[Opening Data for processing section]
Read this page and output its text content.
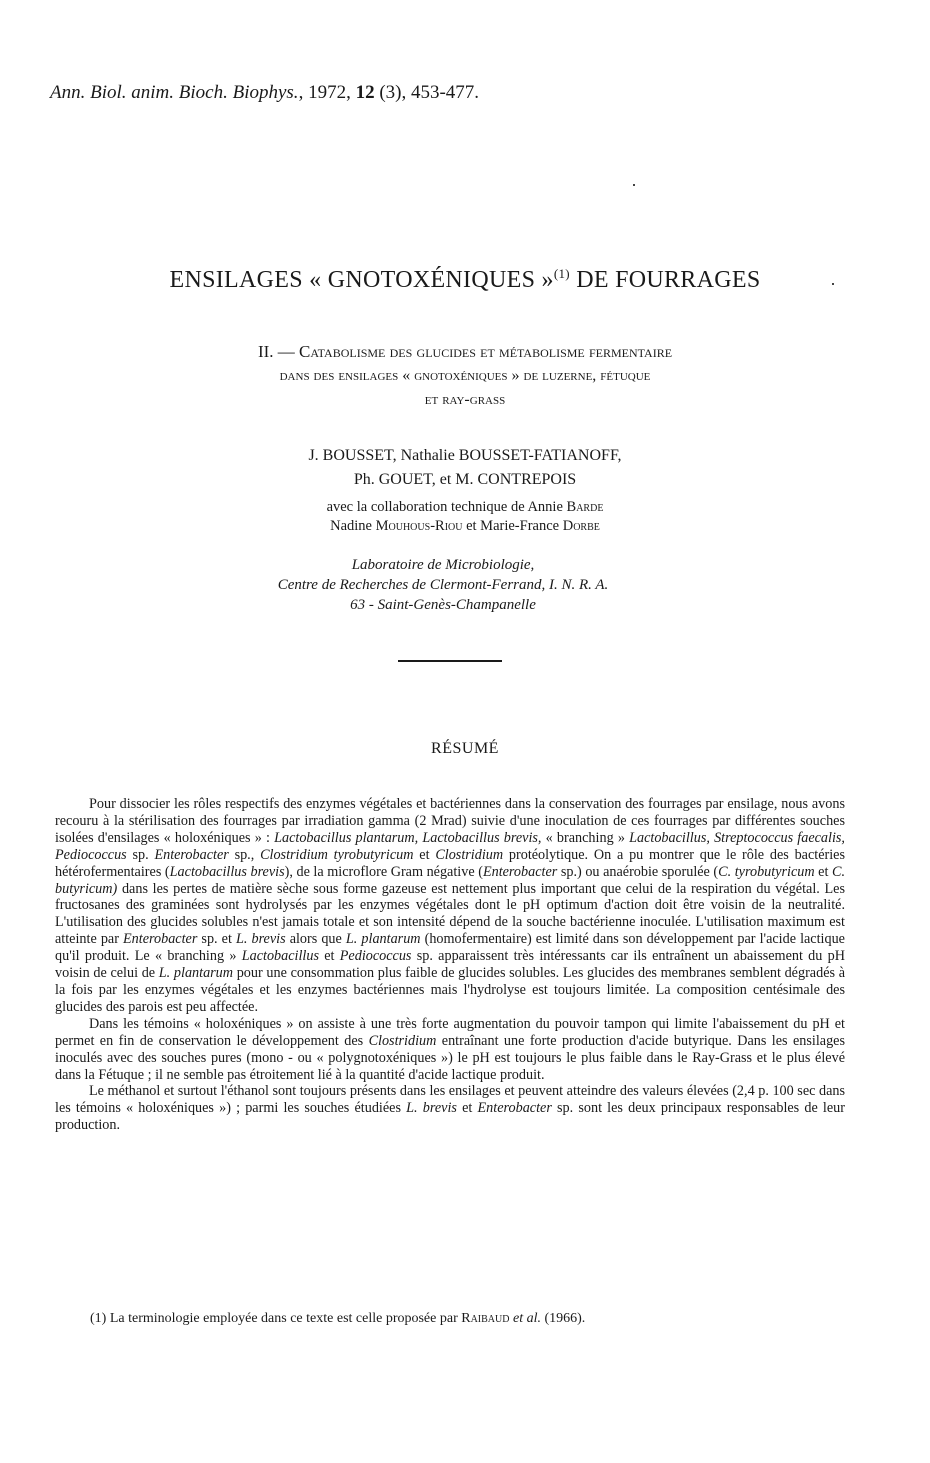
Ann. Biol. anim. Bioch. Biophys., 1972, 12 (3), 453-477.
ENSILAGES « GNOTOXÉNIQUES »$^{(1)}$ DE FOURRAGES
II. — Catabolisme des glucides et métabolisme fermentaire
dans des ensilages « gnotoxéniques » de luzerne, fétuque
et ray-grass
J. BOUSSET, Nathalie BOUSSET-FATIANOFF,
Ph. GOUET, et M. CONTREPOIS
avec la collaboration technique de Annie Barde
Nadine Mouhous-Riou et Marie-France Dorbe
Laboratoire de Microbiologie,
Centre de Recherches de Clermont-Ferrand, I. N. R. A.
63 - Saint-Genès-Champanelle
RÉSUMÉ

Pour dissocier les rôles respectifs des enzymes végétales et bactériennes dans la conservation des fourrages par ensilage, nous avons recouru à la stérilisation des fourrages par irradiation gamma (2 Mrad) suivie d'une inoculation de ces fourrages par différentes souches isolées d'ensilages « holoxéniques » : Lactobacillus plantarum, Lactobacillus brevis, « branching » Lactobacillus, Streptococcus faecalis, Pediococcus sp. Enterobacter sp., Clostridium tyrobutyricum et Clostridium protéolytique. On a pu montrer que le rôle des bactéries hétérofermentaires (Lactobacillus brevis), de la microflore Gram négative (Enterobacter sp.) ou anaérobie sporulée (C. tyrobutyricum et C. butyricum) dans les pertes de matière sèche sous forme gazeuse est nettement plus important que celui de la respiration du végétal. Les fructosanes des graminées sont hydrolysés par les enzymes végétales dont le pH optimum d'action doit être voisin de la neutralité. L'utilisation des glucides solubles n'est jamais totale et son intensité dépend de la souche bactérienne inoculée. L'utilisation maximum est atteinte par Enterobacter sp. et L. brevis alors que L. plantarum (homofermentaire) est limité dans son développement par l'acide lactique qu'il produit. Le « branching » Lactobacillus et Pediococcus sp. apparaissent très intéressants car ils entraînent un abaissement du pH voisin de celui de L. plantarum pour une consommation plus faible de glucides solubles. Les glucides des membranes semblent dégradés à la fois par les enzymes végétales et les enzymes bactériennes mais l'hydrolyse est toujours limitée. La composition centésimale des glucides des parois est peu affectée.

Dans les témoins « holoxéniques » on assiste à une très forte augmentation du pouvoir tampon qui limite l'abaissement du pH et permet en fin de conservation le développement des Clostridium entraînant une forte production d'acide butyrique. Dans les ensilages inoculés avec des souches pures (mono - ou « polygnotoxéniques ») le pH est toujours le plus faible dans le Ray-Grass et le plus élevé dans la Fétuque ; il ne semble pas étroitement lié à la quantité d'acide lactique produit.

Le méthanol et surtout l'éthanol sont toujours présents dans les ensilages et peuvent atteindre des valeurs élevées (2,4 p. 100 sec dans les témoins « holoxéniques ») ; parmi les souches étudiées L. brevis et Enterobacter sp. sont les deux principaux responsables de leur production.

(1) La terminologie employée dans ce texte est celle proposée par Raibaud et al. (1966).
[Closing Data for processing section]
Assigned task
Your copy should match the records above exactly, except that it contains no pictures.

Problem solution
Read this page and output its text content.
Ann. Biol. anim. Bioch. Biophys., 1972, 12 (3), 453-477.
ENSILAGES « GNOTOXÉNIQUES »$^{(1)}$ DE FOURRAGES
II. — Catabolisme des glucides et métabolisme fermentaire
dans des ensilages « gnotoxéniques » de luzerne, fétuque
et ray-grass
J. BOUSSET, Nathalie BOUSSET-FATIANOFF,
Ph. GOUET, et M. CONTREPOIS
avec la collaboration technique de Annie Barde
Nadine Mouhous-Riou et Marie-France Dorbe
Laboratoire de Microbiologie,
Centre de Recherches de Clermont-Ferrand, I. N. R. A.
63 - Saint-Genès-Champanelle
RÉSUMÉ

Pour dissocier les rôles respectifs des enzymes végétales et bactériennes dans la conservation des fourrages par ensilage, nous avons recouru à la stérilisation des fourrages par irradiation gamma (2 Mrad) suivie d'une inoculation de ces fourrages par différentes souches isolées d'ensilages « holoxéniques » : Lactobacillus plantarum, Lactobacillus brevis, « branching » Lactobacillus, Streptococcus faecalis, Pediococcus sp. Enterobacter sp., Clostridium tyrobutyricum et Clostridium protéolytique. On a pu montrer que le rôle des bactéries hétérofermentaires (Lactobacillus brevis), de la microflore Gram négative (Enterobacter sp.) ou anaérobie sporulée (C. tyrobutyricum et C. butyricum) dans les pertes de matière sèche sous forme gazeuse est nettement plus important que celui de la respiration du végétal. Les fructosanes des graminées sont hydrolysés par les enzymes végétales dont le pH optimum d'action doit être voisin de la neutralité. L'utilisation des glucides solubles n'est jamais totale et son intensité dépend de la souche bactérienne inoculée. L'utilisation maximum est atteinte par Enterobacter sp. et L. brevis alors que L. plantarum (homofermentaire) est limité dans son développement par l'acide lactique qu'il produit. Le « branching » Lactobacillus et Pediococcus sp. apparaissent très intéressants car ils entraînent un abaissement du pH voisin de celui de L. plantarum pour une consommation plus faible de glucides solubles. Les glucides des membranes semblent dégradés à la fois par les enzymes végétales et les enzymes bactériennes mais l'hydrolyse est toujours limitée. La composition centésimale des glucides des parois est peu affectée.

Dans les témoins « holoxéniques » on assiste à une très forte augmentation du pouvoir tampon qui limite l'abaissement du pH et permet en fin de conservation le développement des Clostridium entraînant une forte production d'acide butyrique. Dans les ensilages inoculés avec des souches pures (mono - ou « polygnotoxéniques ») le pH est toujours le plus faible dans le Ray-Grass et le plus élevé dans la Fétuque ; il ne semble pas étroitement lié à la quantité d'acide lactique produit.

Le méthanol et surtout l'éthanol sont toujours présents dans les ensilages et peuvent atteindre des valeurs élevées (2,4 p. 100 sec dans les témoins « holoxéniques ») ; parmi les souches étudiées L. brevis et Enterobacter sp. sont les deux principaux responsables de leur production.

(1) La terminologie employée dans ce texte est celle proposée par Raibaud et al. (1966).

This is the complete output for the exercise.